Records:
************

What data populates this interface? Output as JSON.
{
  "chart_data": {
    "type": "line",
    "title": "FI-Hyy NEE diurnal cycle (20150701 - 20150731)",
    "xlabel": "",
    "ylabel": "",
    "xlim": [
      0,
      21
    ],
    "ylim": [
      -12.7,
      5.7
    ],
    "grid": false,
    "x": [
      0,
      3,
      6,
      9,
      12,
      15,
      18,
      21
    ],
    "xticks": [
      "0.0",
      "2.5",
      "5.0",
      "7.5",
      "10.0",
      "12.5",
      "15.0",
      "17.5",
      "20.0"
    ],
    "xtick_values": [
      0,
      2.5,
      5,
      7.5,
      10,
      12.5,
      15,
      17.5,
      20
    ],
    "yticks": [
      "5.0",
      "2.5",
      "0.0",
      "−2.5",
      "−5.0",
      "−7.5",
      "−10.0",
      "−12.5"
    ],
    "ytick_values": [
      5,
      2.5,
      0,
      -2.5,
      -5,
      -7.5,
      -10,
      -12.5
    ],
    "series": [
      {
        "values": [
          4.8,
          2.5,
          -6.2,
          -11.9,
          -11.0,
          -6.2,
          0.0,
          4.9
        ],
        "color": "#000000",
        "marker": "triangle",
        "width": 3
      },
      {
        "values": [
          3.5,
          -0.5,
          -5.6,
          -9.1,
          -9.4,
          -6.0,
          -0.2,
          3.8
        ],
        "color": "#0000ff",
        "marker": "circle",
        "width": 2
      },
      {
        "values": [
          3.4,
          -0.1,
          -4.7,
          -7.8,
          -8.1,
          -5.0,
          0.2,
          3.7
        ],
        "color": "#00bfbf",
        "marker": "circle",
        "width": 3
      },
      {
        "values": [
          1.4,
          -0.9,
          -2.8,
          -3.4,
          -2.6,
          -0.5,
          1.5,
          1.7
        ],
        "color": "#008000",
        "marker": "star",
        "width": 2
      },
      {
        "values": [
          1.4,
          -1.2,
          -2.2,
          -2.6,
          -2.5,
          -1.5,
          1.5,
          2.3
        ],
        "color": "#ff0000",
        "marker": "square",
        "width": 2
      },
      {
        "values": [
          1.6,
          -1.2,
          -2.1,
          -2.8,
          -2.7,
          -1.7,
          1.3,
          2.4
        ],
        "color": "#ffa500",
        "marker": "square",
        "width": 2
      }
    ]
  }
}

************

Short problem: Check each line of the listing above for the string "color", then report only how many lines have it.

Written response: 6